Your objective
Select from the records below every line that has the word "intensità" in it.
********************
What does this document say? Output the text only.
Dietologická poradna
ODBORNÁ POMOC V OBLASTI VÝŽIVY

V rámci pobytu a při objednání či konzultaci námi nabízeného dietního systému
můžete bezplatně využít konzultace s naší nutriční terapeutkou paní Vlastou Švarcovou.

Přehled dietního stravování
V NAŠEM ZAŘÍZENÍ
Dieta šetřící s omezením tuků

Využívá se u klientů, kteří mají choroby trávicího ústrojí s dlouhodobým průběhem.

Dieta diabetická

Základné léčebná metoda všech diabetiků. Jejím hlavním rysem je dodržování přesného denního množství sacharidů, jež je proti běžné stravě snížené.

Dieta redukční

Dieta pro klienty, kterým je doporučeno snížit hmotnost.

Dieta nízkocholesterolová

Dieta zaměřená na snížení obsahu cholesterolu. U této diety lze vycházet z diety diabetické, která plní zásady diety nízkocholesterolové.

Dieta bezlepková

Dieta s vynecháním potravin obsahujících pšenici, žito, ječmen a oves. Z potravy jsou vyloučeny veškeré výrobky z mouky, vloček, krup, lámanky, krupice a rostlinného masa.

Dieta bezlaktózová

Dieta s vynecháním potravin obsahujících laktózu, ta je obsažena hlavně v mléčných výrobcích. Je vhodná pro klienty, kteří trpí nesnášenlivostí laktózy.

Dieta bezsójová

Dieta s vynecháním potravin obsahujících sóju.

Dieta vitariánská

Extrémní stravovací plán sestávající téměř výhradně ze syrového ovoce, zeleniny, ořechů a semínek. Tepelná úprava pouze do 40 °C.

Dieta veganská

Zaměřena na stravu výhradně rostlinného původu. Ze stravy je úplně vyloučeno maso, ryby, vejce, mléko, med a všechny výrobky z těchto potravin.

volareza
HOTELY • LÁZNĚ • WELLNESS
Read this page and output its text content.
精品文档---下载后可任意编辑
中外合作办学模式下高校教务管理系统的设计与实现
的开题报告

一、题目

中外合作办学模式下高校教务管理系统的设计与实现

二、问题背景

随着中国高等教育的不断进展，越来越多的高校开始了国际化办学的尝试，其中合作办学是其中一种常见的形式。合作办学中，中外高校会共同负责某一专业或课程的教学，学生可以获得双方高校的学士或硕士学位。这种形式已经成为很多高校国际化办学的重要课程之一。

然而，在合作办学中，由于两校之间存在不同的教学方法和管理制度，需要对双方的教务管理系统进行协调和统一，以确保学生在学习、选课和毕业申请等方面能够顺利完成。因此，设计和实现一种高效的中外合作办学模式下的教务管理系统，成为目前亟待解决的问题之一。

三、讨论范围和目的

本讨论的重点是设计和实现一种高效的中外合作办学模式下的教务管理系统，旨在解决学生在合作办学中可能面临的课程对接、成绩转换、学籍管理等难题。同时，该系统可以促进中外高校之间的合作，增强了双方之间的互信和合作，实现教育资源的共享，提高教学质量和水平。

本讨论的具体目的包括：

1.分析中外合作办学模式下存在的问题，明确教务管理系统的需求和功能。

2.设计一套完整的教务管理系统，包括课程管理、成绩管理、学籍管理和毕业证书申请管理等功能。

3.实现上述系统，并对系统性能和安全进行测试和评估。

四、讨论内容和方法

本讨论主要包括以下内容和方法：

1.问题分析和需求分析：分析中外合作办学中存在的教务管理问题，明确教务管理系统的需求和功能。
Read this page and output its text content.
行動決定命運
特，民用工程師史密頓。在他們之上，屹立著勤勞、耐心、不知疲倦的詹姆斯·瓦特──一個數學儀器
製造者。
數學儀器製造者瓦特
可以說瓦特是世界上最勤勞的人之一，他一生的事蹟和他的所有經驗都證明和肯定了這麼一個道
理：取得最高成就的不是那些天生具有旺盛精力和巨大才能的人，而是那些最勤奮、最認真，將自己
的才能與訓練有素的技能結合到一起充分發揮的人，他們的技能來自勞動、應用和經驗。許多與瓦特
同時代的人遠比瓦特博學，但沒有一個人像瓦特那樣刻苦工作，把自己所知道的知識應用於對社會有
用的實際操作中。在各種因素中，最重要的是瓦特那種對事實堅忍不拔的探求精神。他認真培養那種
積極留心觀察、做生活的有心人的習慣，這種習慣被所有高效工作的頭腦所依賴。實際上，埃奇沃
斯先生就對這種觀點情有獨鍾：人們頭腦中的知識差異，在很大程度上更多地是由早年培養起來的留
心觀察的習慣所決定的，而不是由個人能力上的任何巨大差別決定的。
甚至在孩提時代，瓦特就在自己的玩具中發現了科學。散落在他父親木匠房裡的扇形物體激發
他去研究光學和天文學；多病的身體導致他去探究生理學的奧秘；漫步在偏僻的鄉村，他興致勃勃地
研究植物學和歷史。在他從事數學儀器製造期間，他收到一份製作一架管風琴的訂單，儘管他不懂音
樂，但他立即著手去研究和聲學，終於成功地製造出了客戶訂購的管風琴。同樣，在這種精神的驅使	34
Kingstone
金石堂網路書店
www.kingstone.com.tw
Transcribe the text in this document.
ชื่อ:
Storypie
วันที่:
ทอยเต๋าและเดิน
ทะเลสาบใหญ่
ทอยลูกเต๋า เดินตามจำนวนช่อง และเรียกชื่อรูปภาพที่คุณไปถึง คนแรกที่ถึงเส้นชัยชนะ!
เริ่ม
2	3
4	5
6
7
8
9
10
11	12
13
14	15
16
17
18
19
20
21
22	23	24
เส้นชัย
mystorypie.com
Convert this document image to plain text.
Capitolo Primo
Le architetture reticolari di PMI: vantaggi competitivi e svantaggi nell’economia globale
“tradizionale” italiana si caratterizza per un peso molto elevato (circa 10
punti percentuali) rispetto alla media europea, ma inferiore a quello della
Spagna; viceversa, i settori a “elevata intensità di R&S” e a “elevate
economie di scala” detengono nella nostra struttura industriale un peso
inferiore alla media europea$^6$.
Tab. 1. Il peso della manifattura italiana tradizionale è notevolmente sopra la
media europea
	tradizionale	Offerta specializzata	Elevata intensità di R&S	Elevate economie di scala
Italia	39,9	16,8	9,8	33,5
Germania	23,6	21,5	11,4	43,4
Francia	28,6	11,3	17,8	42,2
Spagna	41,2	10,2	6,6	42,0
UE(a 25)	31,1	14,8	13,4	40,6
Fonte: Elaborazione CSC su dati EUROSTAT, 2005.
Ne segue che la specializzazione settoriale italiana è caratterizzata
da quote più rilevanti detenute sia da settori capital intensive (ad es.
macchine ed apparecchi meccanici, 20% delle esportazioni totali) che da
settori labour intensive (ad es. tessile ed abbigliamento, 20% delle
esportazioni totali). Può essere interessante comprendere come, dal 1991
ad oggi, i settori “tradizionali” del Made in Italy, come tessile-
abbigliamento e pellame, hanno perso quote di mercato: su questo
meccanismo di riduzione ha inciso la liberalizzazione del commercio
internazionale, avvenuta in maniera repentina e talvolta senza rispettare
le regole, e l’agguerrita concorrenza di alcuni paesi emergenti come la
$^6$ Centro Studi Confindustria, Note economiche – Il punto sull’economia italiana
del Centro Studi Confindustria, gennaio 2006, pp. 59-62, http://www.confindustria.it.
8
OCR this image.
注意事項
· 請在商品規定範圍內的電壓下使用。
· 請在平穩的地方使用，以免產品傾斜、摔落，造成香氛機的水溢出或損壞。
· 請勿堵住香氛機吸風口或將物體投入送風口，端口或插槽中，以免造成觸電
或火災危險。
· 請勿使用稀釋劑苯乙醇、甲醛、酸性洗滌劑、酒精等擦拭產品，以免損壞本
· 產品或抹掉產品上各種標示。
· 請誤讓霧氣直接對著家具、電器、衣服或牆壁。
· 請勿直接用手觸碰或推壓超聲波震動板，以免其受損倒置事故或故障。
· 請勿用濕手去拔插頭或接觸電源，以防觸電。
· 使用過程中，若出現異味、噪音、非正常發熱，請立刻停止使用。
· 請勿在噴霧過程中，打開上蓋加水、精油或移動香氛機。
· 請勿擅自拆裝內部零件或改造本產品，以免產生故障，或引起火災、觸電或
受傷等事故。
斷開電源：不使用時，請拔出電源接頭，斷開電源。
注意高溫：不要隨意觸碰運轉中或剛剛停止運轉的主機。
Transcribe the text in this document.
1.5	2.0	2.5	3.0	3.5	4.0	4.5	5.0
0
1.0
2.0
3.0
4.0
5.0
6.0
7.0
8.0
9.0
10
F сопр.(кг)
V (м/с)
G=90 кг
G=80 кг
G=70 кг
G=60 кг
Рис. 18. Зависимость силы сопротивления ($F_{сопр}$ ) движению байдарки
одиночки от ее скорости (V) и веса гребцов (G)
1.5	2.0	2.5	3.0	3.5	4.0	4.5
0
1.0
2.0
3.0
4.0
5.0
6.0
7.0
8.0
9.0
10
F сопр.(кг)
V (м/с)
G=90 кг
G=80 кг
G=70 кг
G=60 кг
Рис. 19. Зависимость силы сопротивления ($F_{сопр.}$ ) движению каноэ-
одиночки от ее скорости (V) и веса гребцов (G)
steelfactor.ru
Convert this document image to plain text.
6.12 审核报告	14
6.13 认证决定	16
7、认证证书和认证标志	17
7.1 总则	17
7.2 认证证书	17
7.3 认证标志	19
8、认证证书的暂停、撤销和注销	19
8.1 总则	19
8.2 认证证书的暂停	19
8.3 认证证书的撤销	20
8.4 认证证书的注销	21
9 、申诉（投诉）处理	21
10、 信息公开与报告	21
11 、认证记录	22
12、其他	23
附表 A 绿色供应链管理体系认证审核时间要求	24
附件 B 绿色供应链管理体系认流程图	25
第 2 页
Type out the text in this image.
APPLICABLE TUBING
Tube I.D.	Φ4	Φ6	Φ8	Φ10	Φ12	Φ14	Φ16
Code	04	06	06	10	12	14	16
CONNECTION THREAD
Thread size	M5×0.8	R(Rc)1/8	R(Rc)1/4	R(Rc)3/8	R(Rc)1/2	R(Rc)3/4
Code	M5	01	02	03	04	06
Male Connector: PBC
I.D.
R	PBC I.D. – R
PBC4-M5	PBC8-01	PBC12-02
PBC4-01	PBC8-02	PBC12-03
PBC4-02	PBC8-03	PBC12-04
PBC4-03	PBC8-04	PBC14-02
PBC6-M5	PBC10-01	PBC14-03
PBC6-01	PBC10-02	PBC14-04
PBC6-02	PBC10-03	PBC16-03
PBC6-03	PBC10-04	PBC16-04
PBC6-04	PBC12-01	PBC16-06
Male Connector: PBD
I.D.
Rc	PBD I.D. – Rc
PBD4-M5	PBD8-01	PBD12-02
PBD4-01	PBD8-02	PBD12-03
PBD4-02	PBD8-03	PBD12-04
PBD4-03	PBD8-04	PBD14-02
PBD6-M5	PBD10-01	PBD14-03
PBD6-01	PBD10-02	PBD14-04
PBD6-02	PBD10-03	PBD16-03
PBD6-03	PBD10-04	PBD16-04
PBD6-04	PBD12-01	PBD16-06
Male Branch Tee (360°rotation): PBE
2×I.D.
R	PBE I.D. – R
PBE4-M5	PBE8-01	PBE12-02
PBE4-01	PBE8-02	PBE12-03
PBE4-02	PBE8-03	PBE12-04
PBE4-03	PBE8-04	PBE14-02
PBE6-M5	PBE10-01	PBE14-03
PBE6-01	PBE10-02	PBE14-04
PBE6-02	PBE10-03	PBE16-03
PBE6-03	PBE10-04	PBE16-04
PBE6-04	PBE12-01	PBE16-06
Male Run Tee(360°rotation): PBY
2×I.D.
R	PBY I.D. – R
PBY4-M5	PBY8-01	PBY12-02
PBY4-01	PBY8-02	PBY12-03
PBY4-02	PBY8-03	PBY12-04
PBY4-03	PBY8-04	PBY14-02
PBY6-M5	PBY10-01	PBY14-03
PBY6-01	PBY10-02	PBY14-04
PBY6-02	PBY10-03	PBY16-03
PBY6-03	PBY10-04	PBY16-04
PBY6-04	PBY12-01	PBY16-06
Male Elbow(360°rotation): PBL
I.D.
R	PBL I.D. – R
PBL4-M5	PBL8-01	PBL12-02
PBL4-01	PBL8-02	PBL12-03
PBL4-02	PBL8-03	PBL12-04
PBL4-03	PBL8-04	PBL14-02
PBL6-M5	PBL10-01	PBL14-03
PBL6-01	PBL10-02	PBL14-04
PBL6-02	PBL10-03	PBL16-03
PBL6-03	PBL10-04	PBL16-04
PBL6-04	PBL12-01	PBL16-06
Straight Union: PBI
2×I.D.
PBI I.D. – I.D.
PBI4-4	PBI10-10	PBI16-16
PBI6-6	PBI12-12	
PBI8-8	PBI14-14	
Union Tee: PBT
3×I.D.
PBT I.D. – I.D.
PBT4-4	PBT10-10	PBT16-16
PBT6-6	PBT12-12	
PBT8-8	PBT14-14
********************
Solution below
Spagna; viceversa, i settori a “elevata intensità di R&S” e a “elevate
	tradizionale	Offerta specializzata	Elevata intensità di R&S	Elevate economie di scala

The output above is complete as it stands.